>>>>>
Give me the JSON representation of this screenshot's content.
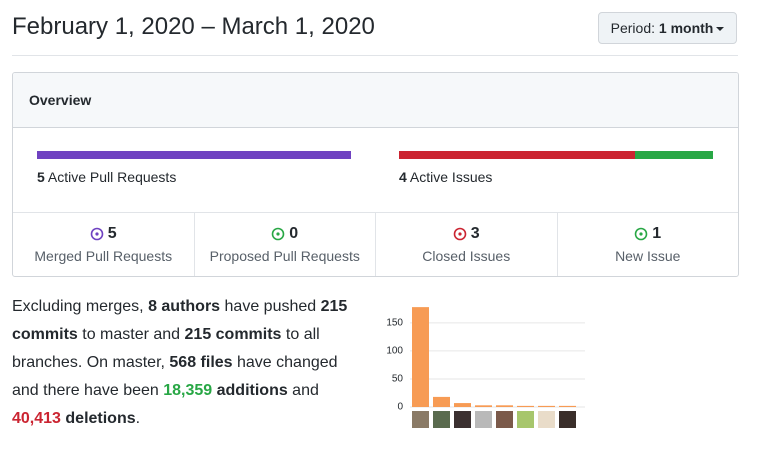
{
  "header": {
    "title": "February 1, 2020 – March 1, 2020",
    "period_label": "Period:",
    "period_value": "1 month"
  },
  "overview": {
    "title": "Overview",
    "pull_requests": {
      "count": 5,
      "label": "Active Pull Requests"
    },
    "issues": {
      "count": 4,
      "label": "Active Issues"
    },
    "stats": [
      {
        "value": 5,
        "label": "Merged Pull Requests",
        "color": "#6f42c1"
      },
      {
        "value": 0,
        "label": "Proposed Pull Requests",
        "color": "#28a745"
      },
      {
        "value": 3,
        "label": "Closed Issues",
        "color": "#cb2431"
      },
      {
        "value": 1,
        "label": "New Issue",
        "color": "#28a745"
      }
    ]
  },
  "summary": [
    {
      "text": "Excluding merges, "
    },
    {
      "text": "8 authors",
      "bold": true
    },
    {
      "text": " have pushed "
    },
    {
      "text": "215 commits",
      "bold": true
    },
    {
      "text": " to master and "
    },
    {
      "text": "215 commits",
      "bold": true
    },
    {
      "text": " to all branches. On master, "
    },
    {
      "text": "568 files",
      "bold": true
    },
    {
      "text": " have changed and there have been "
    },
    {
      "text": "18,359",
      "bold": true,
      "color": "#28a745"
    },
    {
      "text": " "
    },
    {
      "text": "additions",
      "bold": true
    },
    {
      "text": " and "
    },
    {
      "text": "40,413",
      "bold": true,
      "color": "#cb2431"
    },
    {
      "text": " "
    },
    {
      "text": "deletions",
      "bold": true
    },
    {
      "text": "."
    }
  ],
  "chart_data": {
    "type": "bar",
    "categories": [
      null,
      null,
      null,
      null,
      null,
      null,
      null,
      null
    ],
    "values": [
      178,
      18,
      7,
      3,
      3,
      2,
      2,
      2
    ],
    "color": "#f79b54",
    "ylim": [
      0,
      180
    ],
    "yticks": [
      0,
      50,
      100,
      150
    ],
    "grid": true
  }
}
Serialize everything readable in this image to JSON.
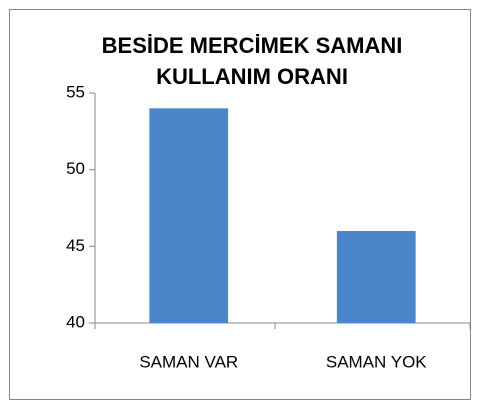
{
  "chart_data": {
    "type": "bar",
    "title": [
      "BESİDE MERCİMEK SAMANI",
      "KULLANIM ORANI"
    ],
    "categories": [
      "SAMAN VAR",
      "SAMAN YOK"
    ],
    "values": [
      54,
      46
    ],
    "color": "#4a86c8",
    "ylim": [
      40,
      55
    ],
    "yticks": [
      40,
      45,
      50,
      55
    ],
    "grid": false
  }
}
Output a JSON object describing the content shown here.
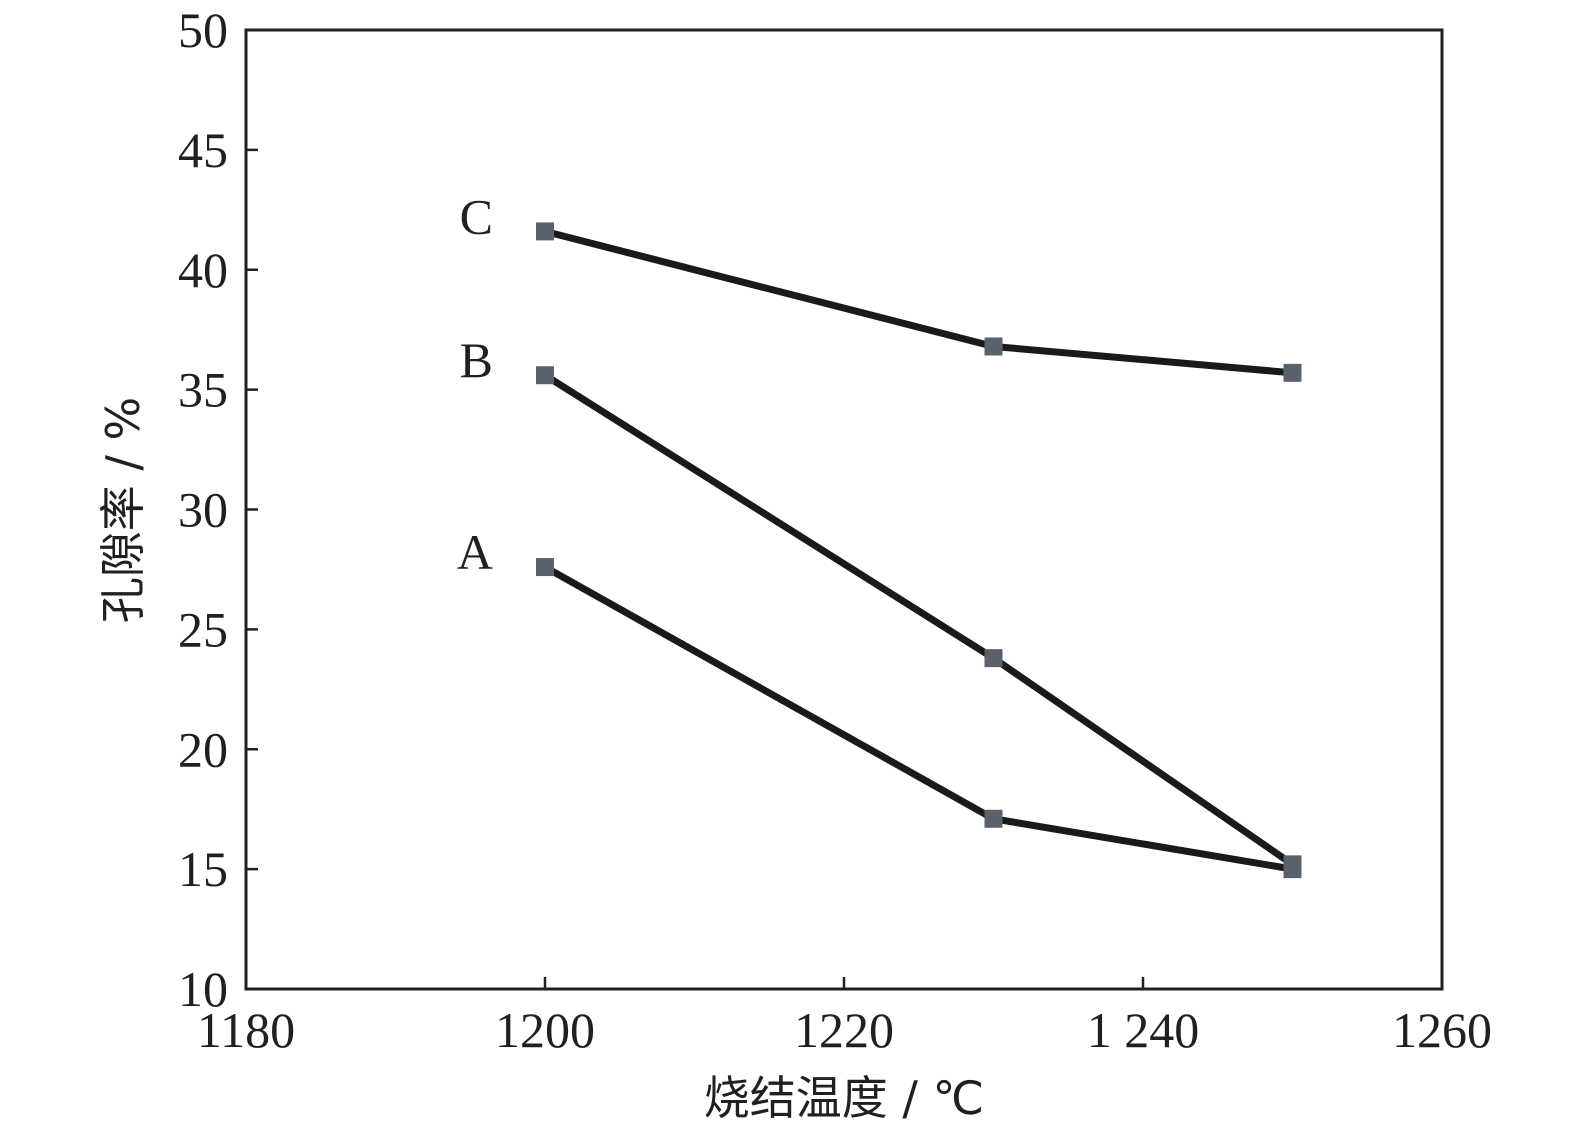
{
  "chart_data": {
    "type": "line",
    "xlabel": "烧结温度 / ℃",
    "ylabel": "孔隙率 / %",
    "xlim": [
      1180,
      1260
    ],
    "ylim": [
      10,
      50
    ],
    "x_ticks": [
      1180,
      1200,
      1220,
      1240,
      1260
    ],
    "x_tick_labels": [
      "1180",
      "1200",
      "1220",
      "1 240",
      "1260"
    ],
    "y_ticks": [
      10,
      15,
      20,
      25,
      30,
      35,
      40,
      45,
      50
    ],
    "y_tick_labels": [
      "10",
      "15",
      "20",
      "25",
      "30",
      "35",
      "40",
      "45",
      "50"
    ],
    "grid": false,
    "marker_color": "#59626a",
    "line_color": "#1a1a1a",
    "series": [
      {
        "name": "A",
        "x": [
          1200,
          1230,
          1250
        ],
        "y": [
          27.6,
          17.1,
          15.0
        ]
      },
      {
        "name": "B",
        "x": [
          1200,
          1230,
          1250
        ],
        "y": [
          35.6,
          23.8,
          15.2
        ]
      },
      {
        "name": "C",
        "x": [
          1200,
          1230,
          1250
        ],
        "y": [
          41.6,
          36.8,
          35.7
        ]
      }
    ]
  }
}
<<<<<
WHAT THE TASK ASKS
Leave out the pictures and repeat everything else in the records exactly.

SOLUTION TO THIS PROBLEM
Give me the JSON representation of this screenshot's content.
{
  "header": {
    "title": "February 1, 2020 – March 1, 2020",
    "period_label": "Period:",
    "period_value": "1 month"
  },
  "overview": {
    "title": "Overview",
    "pull_requests": {
      "count": 5,
      "label": "Active Pull Requests"
    },
    "issues": {
      "count": 4,
      "label": "Active Issues"
    },
    "stats": [
      {
        "value": 5,
        "label": "Merged Pull Requests",
        "color": "#6f42c1"
      },
      {
        "value": 0,
        "label": "Proposed Pull Requests",
        "color": "#28a745"
      },
      {
        "value": 3,
        "label": "Closed Issues",
        "color": "#cb2431"
      },
      {
        "value": 1,
        "label": "New Issue",
        "color": "#28a745"
      }
    ]
  },
  "summary": [
    {
      "text": "Excluding merges, "
    },
    {
      "text": "8 authors",
      "bold": true
    },
    {
      "text": " have pushed "
    },
    {
      "text": "215 commits",
      "bold": true
    },
    {
      "text": " to master and "
    },
    {
      "text": "215 commits",
      "bold": true
    },
    {
      "text": " to all branches. On master, "
    },
    {
      "text": "568 files",
      "bold": true
    },
    {
      "text": " have changed and there have been "
    },
    {
      "text": "18,359",
      "bold": true,
      "color": "#28a745"
    },
    {
      "text": " "
    },
    {
      "text": "additions",
      "bold": true
    },
    {
      "text": " and "
    },
    {
      "text": "40,413",
      "bold": true,
      "color": "#cb2431"
    },
    {
      "text": " "
    },
    {
      "text": "deletions",
      "bold": true
    },
    {
      "text": "."
    }
  ],
  "chart_data": {
    "type": "bar",
    "categories": [
      null,
      null,
      null,
      null,
      null,
      null,
      null,
      null
    ],
    "values": [
      178,
      18,
      7,
      3,
      3,
      2,
      2,
      2
    ],
    "color": "#f79b54",
    "ylim": [
      0,
      180
    ],
    "yticks": [
      0,
      50,
      100,
      150
    ],
    "grid": true
  }
}
Serialize everything readable in this image to JSON.
{
  "chart_data": {
    "type": "bar",
    "title": [
      "BESİDE MERCİMEK SAMANI",
      "KULLANIM ORANI"
    ],
    "categories": [
      "SAMAN VAR",
      "SAMAN YOK"
    ],
    "values": [
      54,
      46
    ],
    "color": "#4a86c8",
    "ylim": [
      40,
      55
    ],
    "yticks": [
      40,
      45,
      50,
      55
    ],
    "grid": false
  }
}
Output a JSON object describing the content shown here.
{
  "chart_data": {
    "type": "line",
    "xlabel": "烧结温度 / ℃",
    "ylabel": "孔隙率 / %",
    "xlim": [
      1180,
      1260
    ],
    "ylim": [
      10,
      50
    ],
    "x_ticks": [
      1180,
      1200,
      1220,
      1240,
      1260
    ],
    "x_tick_labels": [
      "1180",
      "1200",
      "1220",
      "1 240",
      "1260"
    ],
    "y_ticks": [
      10,
      15,
      20,
      25,
      30,
      35,
      40,
      45,
      50
    ],
    "y_tick_labels": [
      "10",
      "15",
      "20",
      "25",
      "30",
      "35",
      "40",
      "45",
      "50"
    ],
    "grid": false,
    "marker_color": "#59626a",
    "line_color": "#1a1a1a",
    "series": [
      {
        "name": "A",
        "x": [
          1200,
          1230,
          1250
        ],
        "y": [
          27.6,
          17.1,
          15.0
        ]
      },
      {
        "name": "B",
        "x": [
          1200,
          1230,
          1250
        ],
        "y": [
          35.6,
          23.8,
          15.2
        ]
      },
      {
        "name": "C",
        "x": [
          1200,
          1230,
          1250
        ],
        "y": [
          41.6,
          36.8,
          35.7
        ]
      }
    ]
  }
}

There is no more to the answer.